* EXERCISE BRIEF: Could you quote, exactly as they stand, the lines running from the one with "What data populates" to the final line of the material?

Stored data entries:
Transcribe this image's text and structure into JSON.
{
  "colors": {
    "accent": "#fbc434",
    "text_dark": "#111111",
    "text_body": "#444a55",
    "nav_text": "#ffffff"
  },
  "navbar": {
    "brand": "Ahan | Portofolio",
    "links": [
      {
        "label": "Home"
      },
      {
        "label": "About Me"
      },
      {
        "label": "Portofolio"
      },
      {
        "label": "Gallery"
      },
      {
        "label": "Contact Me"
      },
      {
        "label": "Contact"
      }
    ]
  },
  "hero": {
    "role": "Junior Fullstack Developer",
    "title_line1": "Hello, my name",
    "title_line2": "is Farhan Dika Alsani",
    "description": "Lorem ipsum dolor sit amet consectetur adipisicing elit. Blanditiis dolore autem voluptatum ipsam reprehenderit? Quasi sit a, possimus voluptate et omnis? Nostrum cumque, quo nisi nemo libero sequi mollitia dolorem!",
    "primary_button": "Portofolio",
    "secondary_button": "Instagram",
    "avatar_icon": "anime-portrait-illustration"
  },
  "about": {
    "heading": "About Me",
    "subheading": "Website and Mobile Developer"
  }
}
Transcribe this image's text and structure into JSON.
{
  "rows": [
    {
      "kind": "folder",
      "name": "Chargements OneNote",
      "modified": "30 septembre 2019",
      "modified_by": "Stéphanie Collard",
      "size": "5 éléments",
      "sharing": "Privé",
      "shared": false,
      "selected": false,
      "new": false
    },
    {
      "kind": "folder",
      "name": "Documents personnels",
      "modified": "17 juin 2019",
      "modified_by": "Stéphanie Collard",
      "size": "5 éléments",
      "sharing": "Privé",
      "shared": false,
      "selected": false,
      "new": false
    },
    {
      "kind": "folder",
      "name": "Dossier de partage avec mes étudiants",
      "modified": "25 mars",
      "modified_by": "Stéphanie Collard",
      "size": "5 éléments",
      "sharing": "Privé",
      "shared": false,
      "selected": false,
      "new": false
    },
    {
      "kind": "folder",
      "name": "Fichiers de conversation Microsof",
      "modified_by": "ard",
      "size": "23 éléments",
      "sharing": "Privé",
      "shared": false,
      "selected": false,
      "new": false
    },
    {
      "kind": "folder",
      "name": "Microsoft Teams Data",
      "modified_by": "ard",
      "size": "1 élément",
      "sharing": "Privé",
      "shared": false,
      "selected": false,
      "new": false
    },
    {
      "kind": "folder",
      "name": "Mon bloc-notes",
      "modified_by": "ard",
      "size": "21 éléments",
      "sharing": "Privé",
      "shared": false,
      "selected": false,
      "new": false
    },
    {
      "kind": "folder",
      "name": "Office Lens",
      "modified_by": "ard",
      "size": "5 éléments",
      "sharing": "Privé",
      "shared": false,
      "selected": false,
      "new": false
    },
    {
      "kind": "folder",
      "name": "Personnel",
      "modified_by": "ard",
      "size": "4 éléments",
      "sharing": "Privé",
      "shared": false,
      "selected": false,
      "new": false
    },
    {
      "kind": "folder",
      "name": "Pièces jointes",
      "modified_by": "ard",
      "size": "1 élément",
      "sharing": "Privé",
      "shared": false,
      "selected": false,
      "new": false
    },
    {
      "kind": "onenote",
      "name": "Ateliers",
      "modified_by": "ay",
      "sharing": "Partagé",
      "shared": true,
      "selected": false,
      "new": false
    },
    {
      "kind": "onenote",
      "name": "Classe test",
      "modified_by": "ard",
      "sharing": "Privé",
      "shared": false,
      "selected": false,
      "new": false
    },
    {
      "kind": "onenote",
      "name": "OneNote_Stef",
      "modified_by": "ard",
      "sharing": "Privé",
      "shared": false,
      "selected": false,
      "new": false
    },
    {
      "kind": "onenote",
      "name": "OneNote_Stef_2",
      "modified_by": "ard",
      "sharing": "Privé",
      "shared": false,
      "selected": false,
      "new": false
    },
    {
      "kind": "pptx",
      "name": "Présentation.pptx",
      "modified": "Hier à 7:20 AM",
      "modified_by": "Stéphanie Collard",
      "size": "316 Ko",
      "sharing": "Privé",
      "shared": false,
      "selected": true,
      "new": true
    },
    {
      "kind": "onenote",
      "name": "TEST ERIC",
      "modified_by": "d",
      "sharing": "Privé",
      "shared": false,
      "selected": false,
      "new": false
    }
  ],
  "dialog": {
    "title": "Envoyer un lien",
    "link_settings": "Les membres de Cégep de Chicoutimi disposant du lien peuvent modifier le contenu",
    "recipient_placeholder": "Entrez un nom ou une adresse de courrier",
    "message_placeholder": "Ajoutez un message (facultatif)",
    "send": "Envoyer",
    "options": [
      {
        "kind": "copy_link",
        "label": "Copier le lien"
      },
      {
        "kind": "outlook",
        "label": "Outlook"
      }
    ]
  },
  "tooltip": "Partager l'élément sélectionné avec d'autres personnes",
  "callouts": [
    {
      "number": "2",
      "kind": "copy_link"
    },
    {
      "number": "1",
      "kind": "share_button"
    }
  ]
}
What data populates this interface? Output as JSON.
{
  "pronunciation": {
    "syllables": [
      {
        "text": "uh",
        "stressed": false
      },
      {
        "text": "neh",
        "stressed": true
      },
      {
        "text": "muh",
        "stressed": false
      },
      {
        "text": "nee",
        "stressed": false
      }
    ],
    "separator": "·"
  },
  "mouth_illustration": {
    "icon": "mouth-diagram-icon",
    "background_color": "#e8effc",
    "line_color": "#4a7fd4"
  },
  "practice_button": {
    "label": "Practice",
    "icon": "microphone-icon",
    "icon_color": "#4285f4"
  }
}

* WORKED ANSWER:
What data populates this interface? Output as JSON.
{
  "pronunciation": {
    "syllables": [
      {
        "text": "uh",
        "stressed": false
      },
      {
        "text": "neh",
        "stressed": true
      },
      {
        "text": "muh",
        "stressed": false
      },
      {
        "text": "nee",
        "stressed": false
      }
    ],
    "separator": "·"
  },
  "mouth_illustration": {
    "icon": "mouth-diagram-icon",
    "background_color": "#e8effc",
    "line_color": "#4a7fd4"
  },
  "practice_button": {
    "label": "Practice",
    "icon": "microphone-icon",
    "icon_color": "#4285f4"
  }
}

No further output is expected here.